>> BEGIN DATA LISTING

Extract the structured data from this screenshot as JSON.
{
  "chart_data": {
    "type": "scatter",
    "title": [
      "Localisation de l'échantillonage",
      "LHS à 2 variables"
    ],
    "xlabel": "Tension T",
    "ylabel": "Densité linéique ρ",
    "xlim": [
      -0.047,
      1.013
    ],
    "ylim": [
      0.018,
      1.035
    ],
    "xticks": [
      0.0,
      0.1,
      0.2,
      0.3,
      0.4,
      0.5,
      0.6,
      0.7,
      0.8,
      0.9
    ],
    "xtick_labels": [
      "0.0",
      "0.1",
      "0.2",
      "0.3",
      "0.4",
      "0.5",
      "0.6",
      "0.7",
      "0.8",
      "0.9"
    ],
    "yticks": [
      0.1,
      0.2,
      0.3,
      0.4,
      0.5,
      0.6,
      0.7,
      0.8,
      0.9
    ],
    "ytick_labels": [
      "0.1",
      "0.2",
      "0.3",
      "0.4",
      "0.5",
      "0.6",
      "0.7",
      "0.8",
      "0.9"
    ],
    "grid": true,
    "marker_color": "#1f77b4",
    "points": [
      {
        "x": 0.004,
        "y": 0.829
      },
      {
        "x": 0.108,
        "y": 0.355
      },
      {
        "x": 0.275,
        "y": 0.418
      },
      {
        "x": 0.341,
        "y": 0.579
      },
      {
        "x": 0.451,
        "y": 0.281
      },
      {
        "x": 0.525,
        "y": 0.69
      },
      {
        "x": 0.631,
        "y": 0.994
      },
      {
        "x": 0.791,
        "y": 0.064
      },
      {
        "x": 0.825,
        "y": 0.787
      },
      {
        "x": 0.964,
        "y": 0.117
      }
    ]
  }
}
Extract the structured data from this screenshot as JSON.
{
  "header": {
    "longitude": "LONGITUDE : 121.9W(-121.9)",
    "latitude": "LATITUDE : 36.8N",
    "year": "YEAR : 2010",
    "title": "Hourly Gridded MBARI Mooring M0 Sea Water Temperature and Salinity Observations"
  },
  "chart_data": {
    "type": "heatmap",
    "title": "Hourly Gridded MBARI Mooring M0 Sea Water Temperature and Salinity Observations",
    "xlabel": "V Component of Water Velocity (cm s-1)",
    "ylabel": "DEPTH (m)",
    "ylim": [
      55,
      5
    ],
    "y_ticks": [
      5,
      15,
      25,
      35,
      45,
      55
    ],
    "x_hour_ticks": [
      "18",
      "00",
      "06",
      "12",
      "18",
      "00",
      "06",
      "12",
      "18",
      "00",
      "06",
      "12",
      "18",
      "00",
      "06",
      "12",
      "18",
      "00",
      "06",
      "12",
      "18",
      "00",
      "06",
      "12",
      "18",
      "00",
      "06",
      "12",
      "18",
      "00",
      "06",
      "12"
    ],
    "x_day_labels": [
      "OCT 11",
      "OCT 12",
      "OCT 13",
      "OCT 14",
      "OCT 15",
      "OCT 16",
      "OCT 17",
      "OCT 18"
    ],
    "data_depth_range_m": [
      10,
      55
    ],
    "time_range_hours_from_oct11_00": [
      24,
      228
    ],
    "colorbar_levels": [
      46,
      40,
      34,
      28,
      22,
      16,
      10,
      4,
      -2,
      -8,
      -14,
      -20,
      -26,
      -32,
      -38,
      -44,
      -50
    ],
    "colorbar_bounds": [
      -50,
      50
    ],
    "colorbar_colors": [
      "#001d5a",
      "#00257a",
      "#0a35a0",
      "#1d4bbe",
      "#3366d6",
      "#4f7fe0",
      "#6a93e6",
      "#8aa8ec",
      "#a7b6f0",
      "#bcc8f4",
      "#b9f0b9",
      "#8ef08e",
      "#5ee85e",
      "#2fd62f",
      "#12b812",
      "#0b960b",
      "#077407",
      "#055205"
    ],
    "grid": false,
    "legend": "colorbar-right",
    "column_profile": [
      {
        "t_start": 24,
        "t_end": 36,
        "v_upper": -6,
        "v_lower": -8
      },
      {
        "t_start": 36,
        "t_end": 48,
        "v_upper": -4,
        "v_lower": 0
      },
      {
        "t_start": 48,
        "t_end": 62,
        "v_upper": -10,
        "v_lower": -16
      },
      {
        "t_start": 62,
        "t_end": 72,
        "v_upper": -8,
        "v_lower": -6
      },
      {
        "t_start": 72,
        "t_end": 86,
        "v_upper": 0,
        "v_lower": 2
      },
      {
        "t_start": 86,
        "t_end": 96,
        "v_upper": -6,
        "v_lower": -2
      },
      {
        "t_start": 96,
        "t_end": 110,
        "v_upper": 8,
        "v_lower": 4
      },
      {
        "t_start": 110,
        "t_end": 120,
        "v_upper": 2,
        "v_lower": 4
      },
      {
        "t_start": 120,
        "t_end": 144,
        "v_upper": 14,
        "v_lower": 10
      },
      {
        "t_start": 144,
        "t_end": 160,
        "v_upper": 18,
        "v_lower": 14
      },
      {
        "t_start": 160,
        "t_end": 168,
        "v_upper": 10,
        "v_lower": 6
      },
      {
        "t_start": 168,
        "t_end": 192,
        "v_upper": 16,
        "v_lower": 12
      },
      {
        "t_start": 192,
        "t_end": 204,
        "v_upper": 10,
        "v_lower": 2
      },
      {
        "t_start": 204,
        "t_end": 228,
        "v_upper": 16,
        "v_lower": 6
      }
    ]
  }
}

>> END DATA LISTING

GIVEN INSTRUCTION — Locate and copy each line in the data above that includes the word "Gridded".

IN RESPONSE —
    "title": "Hourly Gridded MBARI Mooring M0 Sea Water Temperature and Salinity Observations"
    "title": "Hourly Gridded MBARI Mooring M0 Sea Water Temperature and Salinity Observations",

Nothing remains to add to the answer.